_Given task_
Find every line in the records below that holds the word "ylabel", and copy each one.

* BEGIN Stored data *

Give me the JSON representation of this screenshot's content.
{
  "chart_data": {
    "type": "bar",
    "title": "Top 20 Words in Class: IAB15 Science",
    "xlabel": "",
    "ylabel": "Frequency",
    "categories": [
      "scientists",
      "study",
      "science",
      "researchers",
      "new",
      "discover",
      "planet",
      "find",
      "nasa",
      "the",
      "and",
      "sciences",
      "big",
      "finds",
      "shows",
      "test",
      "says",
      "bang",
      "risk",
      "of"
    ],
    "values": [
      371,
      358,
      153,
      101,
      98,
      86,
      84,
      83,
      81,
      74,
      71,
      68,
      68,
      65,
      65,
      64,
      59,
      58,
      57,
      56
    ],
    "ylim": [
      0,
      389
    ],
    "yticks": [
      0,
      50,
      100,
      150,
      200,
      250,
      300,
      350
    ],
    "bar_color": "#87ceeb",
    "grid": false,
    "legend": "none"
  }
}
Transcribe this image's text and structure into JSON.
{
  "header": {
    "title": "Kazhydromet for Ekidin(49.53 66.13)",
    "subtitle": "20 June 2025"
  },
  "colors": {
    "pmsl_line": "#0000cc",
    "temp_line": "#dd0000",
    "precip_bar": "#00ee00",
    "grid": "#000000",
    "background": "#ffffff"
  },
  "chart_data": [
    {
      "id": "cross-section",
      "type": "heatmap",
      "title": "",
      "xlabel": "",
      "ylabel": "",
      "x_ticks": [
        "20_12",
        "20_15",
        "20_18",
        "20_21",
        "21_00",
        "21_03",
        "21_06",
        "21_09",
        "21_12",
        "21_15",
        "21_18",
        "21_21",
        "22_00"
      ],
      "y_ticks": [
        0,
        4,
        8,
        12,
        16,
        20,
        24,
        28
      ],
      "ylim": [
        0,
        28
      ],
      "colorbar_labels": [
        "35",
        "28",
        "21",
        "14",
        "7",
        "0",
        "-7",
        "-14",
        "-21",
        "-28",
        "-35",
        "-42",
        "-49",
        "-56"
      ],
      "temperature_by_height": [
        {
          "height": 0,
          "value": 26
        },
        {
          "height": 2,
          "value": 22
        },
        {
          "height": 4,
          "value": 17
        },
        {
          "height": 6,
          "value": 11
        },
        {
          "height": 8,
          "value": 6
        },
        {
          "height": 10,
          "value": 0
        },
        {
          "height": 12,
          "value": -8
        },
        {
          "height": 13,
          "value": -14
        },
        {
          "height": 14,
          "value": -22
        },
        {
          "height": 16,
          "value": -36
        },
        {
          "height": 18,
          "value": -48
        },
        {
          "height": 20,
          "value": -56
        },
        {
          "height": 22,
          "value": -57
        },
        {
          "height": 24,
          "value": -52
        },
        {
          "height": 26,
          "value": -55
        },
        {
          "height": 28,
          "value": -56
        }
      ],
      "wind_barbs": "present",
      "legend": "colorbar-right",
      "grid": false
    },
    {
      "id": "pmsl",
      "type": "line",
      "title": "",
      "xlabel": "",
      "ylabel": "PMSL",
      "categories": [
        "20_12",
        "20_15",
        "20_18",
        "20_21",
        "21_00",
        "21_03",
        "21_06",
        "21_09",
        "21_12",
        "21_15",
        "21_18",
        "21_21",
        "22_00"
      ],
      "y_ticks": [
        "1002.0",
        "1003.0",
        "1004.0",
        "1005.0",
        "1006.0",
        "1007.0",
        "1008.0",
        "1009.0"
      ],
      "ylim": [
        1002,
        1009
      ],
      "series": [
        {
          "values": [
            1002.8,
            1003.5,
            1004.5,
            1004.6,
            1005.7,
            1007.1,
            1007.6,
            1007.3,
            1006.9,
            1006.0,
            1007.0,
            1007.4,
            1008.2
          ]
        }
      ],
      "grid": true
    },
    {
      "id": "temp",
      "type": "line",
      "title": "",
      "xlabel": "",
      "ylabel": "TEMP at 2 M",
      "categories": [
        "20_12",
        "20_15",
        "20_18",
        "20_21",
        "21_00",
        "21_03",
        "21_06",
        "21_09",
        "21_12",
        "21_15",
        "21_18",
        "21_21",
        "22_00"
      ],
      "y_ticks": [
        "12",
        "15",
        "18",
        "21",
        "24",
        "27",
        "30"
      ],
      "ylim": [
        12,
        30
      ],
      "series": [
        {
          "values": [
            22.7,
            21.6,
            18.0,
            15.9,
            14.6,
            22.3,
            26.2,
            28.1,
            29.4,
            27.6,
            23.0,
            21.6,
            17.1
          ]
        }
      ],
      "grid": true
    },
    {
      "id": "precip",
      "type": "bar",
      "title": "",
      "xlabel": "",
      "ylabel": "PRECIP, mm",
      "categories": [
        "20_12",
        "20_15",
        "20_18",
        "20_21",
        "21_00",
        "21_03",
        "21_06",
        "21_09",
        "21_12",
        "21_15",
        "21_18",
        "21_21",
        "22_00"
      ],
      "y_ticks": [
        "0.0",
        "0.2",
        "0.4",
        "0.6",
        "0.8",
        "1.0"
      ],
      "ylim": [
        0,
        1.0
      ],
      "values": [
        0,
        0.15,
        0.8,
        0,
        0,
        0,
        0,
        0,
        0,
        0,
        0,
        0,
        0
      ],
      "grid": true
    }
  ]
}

* END Stored data *

_Result for this task_
    "ylabel": "Frequency",
      "ylabel": "",
      "ylabel": "PMSL",
      "ylabel": "TEMP at 2 M",
      "ylabel": "PRECIP, mm",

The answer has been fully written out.